- Set exercise
Show all lines from the listing below that contain "name".

Rows from a figure dataset:

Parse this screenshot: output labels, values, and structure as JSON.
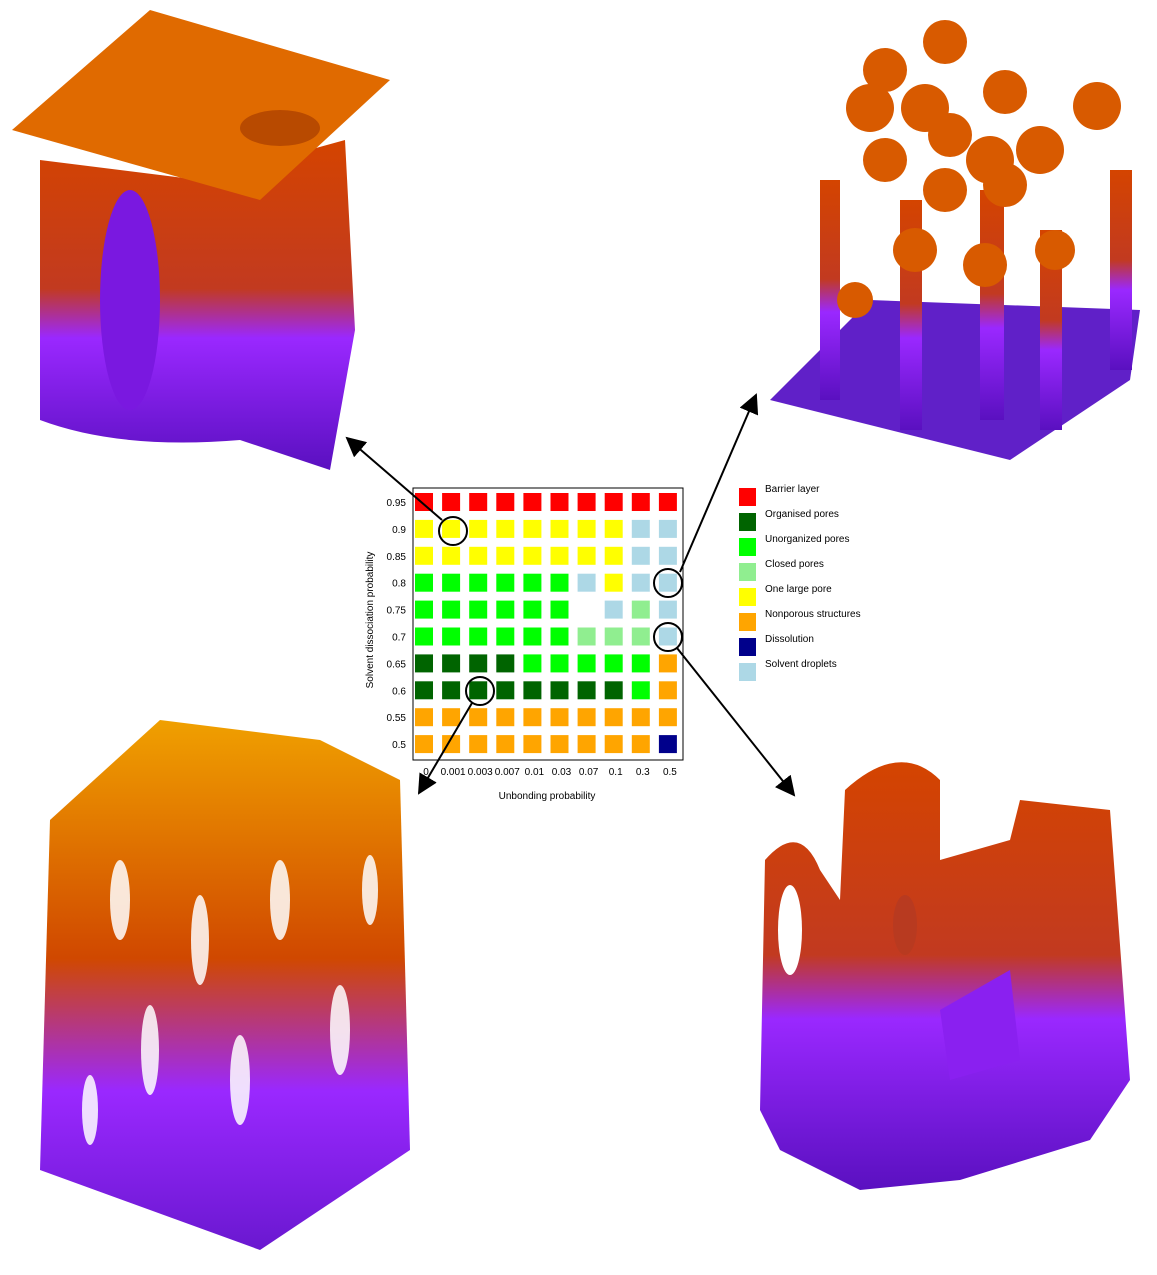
{
  "chart_data": {
    "type": "grid",
    "x_label": "Unbonding probability",
    "y_label": "Solvent dissociation probability",
    "categories": [
      "0",
      "0.001",
      "0.003",
      "0.007",
      "0.01",
      "0.03",
      "0.07",
      "0.1",
      "0.3",
      "0.5"
    ],
    "y_categories": [
      "0.5",
      "0.55",
      "0.6",
      "0.65",
      "0.7",
      "0.75",
      "0.8",
      "0.85",
      "0.9",
      "0.95"
    ],
    "legend": [
      {
        "name": "Barrier layer",
        "color": "#ff0000"
      },
      {
        "name": "Organised pores",
        "color": "#006400"
      },
      {
        "name": "Unorganized pores",
        "color": "#00ff00"
      },
      {
        "name": "Closed pores",
        "color": "#90ee90"
      },
      {
        "name": "One large pore",
        "color": "#ffff00"
      },
      {
        "name": "Nonporous structures",
        "color": "#ffa500"
      },
      {
        "name": "Dissolution",
        "color": "#00008b"
      },
      {
        "name": "Solvent droplets",
        "color": "#add8e6"
      }
    ],
    "cells": [
      [
        5,
        5,
        5,
        5,
        5,
        5,
        5,
        5,
        5,
        6
      ],
      [
        5,
        5,
        5,
        5,
        5,
        5,
        5,
        5,
        5,
        5
      ],
      [
        1,
        1,
        1,
        1,
        1,
        1,
        1,
        1,
        2,
        5
      ],
      [
        1,
        1,
        1,
        1,
        2,
        2,
        2,
        2,
        2,
        5
      ],
      [
        2,
        2,
        2,
        2,
        2,
        2,
        3,
        3,
        3,
        7
      ],
      [
        2,
        2,
        2,
        2,
        2,
        2,
        null,
        7,
        3,
        7
      ],
      [
        2,
        2,
        2,
        2,
        2,
        2,
        7,
        4,
        7,
        7
      ],
      [
        4,
        4,
        4,
        4,
        4,
        4,
        4,
        4,
        7,
        7
      ],
      [
        4,
        4,
        4,
        4,
        4,
        4,
        4,
        4,
        7,
        7
      ],
      [
        0,
        0,
        0,
        0,
        0,
        0,
        0,
        0,
        0,
        0
      ]
    ]
  }
}
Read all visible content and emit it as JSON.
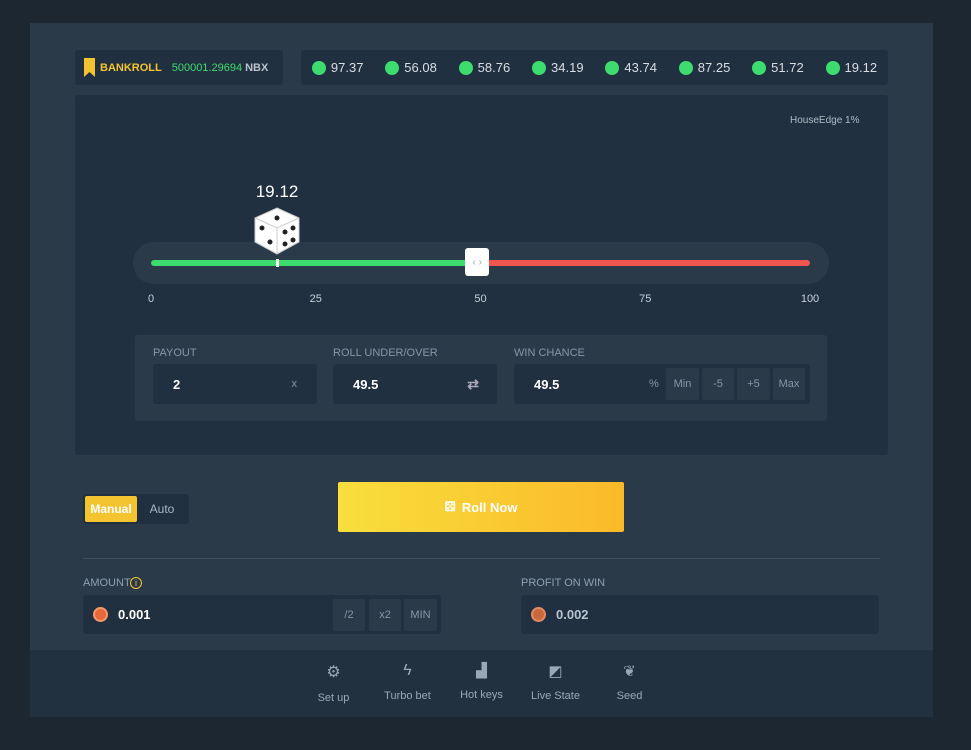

- Response below
        "name": "Barrier layer",
        "name": "Organised pores",
        "name": "Unorganized pores",
        "name": "Closed pores",
        "name": "One large pore",
        "name": "Nonporous structures",
        "name": "Dissolution",
        "name": "Solvent droplets",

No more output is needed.